OneDOJ is yet another massive U.S. government database, designed to
collect all federal law enforcement databases:
http://www.washingtonpost.com/wp-dyn/content/article/2006/12/25/AR2006122500483_pf.html
or http://tinyurl.com/v4jkq
Computerizing this stuff is a good idea, but any new systems need
privacy safeguards built in. We need to ensure that: 1) inaccurate data
can be corrected, 2) data is deleted when it is no longer needed,
especially investigative data on people who have turned out to be
innocent, and 3) protections are in place to prevent abuse of the data,
both by people in their official capacity and people acting unofficially
or fraudulently. In our rush to computerize these records, we're
ignoring these safeguards and building systems that will make us all
less secure.

US-VISIT, the program to keep better track of people coming in and out
of the U.S., is running into all sorts of problems. It's being
scrapped, definitely temporarily and possibly permanently. I like the
trade-off sentiment of this quote from one article: "There are a lot of
good ideas and things that would make the country safer. But when you
have to sit down and compare all the good ideas people have developed
against each other, with a limited budget, you have to make choices that
are much harder." My guess is that the program will be completely
killed by Congress in 2007.

#### Data:

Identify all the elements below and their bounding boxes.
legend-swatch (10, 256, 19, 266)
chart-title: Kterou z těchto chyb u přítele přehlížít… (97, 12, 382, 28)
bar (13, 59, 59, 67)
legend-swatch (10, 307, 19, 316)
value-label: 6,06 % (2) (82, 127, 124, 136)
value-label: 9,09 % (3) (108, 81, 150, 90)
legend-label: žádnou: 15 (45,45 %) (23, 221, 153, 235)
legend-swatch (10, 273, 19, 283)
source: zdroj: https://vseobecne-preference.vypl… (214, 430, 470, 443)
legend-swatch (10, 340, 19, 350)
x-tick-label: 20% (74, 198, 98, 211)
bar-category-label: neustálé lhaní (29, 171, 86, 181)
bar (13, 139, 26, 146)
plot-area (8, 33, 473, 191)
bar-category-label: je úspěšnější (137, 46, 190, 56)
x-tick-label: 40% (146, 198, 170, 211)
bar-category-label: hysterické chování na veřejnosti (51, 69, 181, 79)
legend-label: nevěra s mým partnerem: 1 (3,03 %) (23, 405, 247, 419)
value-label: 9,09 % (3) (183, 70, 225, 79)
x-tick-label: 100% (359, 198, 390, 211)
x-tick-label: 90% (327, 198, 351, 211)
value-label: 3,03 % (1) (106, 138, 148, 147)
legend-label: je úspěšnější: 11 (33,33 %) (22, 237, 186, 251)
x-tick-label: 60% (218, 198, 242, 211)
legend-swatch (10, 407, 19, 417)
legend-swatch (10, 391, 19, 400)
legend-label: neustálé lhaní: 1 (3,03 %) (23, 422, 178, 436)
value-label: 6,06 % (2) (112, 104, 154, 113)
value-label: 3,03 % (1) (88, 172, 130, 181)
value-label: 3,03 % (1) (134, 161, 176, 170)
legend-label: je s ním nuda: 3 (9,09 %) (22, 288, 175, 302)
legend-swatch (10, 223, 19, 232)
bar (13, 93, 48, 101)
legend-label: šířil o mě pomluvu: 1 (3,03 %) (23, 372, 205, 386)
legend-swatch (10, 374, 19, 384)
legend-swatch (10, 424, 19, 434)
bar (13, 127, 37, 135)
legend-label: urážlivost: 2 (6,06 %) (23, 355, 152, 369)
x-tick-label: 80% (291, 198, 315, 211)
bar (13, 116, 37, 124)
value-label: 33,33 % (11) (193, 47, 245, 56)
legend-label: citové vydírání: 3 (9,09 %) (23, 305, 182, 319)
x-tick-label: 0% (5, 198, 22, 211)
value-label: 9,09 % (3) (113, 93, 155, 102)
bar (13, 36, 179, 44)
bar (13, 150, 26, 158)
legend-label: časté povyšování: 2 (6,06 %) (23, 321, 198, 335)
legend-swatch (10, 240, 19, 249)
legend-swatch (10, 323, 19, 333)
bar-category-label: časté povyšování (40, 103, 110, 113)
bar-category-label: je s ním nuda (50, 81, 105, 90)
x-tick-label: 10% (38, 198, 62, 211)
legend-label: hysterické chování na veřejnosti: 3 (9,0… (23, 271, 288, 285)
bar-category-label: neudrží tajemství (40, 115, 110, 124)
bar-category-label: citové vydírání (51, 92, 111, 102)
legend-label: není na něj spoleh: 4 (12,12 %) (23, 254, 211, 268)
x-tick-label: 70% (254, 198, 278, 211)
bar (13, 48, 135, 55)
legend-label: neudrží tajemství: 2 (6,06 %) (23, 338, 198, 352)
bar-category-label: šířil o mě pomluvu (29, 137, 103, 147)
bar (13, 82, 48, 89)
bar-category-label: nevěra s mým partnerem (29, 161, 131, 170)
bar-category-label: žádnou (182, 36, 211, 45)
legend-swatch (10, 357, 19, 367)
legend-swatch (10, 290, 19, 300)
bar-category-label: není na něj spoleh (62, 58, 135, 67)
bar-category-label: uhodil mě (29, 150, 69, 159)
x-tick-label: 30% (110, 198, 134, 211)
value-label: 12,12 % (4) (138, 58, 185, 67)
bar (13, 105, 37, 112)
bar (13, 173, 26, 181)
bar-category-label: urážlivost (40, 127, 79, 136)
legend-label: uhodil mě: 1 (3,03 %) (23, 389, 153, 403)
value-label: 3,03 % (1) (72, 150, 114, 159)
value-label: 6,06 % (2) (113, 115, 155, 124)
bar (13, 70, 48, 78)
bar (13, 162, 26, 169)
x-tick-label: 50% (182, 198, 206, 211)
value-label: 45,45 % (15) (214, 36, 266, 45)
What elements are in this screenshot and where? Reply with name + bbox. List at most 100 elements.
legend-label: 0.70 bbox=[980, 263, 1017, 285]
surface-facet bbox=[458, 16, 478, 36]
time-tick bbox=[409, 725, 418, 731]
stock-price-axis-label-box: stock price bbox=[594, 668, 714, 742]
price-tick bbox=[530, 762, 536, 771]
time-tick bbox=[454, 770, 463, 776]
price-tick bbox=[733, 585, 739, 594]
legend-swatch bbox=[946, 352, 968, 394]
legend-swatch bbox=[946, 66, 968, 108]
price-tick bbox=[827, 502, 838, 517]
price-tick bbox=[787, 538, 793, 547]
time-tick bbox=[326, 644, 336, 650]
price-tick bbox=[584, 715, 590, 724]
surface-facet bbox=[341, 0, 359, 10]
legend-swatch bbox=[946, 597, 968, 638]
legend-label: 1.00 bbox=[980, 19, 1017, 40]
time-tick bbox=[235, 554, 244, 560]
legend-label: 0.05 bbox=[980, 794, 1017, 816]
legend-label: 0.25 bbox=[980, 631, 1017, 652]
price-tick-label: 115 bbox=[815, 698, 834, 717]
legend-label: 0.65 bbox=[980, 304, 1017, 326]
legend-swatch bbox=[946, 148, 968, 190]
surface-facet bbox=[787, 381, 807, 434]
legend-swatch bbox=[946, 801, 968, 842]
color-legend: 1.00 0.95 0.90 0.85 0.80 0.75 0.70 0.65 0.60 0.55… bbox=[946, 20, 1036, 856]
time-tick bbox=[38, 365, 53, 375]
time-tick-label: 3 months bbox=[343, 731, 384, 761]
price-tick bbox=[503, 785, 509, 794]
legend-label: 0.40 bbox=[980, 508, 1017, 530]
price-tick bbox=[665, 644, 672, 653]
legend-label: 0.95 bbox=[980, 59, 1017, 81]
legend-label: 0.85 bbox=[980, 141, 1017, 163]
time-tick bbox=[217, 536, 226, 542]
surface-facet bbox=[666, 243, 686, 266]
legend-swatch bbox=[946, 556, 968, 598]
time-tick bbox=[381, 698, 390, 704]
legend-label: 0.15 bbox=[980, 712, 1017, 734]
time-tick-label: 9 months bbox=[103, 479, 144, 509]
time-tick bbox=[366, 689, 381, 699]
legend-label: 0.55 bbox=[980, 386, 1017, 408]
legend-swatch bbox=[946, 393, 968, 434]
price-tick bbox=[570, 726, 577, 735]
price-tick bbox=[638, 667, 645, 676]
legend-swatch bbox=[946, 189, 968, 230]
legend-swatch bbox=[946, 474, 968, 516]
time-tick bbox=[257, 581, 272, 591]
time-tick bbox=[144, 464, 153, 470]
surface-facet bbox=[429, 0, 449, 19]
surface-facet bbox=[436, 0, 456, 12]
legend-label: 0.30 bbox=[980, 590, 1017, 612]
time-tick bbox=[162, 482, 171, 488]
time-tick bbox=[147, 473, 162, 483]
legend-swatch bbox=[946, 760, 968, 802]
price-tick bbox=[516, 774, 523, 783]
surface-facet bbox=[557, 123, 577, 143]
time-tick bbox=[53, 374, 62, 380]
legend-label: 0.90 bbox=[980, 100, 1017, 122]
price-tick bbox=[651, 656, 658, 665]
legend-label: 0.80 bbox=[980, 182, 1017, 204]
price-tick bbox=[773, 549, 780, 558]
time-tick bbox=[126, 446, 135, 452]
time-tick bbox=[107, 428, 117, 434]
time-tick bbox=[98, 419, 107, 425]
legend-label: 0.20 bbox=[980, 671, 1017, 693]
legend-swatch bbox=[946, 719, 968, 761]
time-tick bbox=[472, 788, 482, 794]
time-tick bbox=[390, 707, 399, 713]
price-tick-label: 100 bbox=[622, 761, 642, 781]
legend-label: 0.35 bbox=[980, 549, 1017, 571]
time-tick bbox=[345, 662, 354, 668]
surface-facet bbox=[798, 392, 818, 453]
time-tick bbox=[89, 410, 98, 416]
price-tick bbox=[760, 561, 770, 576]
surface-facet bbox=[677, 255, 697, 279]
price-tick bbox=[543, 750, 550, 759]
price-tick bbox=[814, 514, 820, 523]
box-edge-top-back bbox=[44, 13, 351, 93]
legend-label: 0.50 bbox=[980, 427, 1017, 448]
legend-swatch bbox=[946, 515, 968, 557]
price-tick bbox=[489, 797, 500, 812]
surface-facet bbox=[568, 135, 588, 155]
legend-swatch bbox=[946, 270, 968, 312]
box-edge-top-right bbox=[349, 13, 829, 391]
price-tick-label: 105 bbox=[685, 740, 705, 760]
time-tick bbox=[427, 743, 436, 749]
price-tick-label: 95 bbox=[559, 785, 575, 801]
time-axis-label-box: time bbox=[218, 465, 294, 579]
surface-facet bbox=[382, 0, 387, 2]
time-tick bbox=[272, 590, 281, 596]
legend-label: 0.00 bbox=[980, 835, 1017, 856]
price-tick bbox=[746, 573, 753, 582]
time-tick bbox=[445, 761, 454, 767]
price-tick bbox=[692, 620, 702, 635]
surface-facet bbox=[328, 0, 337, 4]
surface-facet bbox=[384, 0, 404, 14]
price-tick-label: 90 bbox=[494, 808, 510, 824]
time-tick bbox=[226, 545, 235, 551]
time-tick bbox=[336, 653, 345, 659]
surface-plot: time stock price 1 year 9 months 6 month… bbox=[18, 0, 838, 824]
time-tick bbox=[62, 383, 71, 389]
==
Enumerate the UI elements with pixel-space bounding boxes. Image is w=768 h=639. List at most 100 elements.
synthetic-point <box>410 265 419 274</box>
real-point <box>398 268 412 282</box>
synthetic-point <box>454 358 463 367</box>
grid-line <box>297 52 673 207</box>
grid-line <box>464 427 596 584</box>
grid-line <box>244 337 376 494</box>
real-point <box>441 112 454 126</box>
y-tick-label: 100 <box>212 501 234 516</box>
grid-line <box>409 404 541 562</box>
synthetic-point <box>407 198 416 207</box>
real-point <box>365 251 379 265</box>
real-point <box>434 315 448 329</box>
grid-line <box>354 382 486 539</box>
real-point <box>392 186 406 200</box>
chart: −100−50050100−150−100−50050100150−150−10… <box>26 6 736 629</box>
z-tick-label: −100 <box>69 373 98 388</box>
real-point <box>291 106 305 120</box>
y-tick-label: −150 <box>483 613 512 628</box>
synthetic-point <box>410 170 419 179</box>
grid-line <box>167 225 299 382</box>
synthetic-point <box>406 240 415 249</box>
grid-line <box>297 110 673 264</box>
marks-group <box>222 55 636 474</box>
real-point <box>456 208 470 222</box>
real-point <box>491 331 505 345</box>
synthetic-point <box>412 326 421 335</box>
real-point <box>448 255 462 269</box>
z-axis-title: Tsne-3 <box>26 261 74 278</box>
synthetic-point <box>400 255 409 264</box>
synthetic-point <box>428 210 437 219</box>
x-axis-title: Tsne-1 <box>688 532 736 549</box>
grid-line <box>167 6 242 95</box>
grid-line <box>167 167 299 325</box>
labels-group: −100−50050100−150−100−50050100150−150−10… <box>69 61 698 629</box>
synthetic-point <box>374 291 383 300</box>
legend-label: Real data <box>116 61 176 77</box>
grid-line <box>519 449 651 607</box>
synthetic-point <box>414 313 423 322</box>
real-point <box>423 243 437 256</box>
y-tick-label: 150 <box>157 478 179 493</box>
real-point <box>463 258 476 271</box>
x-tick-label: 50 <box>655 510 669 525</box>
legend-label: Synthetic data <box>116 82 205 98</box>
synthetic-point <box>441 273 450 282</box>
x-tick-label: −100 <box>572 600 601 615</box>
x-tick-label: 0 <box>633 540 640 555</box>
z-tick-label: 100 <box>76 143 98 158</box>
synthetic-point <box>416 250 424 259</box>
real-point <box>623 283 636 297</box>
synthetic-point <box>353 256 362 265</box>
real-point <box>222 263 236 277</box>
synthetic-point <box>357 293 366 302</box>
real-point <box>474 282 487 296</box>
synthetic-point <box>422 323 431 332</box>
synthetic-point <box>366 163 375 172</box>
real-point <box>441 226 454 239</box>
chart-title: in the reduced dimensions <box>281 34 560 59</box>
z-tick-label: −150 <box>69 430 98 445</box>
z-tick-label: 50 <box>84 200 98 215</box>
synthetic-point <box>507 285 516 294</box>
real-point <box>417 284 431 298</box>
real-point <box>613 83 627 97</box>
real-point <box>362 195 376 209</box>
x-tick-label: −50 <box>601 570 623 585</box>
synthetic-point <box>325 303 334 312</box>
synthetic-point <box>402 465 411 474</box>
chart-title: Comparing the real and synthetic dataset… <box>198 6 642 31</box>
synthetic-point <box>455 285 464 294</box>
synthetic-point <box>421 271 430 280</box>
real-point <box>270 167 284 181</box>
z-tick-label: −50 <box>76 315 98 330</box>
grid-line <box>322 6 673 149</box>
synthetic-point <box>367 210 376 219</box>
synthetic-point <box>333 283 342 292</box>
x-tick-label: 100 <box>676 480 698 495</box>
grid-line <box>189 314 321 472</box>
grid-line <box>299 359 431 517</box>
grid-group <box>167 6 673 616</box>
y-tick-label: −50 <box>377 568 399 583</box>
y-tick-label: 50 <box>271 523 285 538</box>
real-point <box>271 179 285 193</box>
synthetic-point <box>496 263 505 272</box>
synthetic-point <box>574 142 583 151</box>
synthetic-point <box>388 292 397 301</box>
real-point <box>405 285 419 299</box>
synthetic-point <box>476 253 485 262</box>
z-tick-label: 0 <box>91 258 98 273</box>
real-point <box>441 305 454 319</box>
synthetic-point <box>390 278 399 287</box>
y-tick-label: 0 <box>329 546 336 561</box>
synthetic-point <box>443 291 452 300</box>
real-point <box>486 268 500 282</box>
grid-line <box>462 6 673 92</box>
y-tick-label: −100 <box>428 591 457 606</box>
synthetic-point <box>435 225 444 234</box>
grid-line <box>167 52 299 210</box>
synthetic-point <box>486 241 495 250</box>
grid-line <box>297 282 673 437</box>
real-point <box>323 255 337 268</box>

#### Set exercise:
In one to three sentences, explain why the passage on OneDOJ and US-VISIT says the new computerized record systems will make us all less secure.

#### Task answer:
The passage says that in the rush to computerize these records, the needed privacy safeguards are being ignored. Those safeguards would ensure that inaccurate data can be corrected, that data no longer needed is deleted, and that protections exist against official, unofficial, or fraudulent abuse of the data.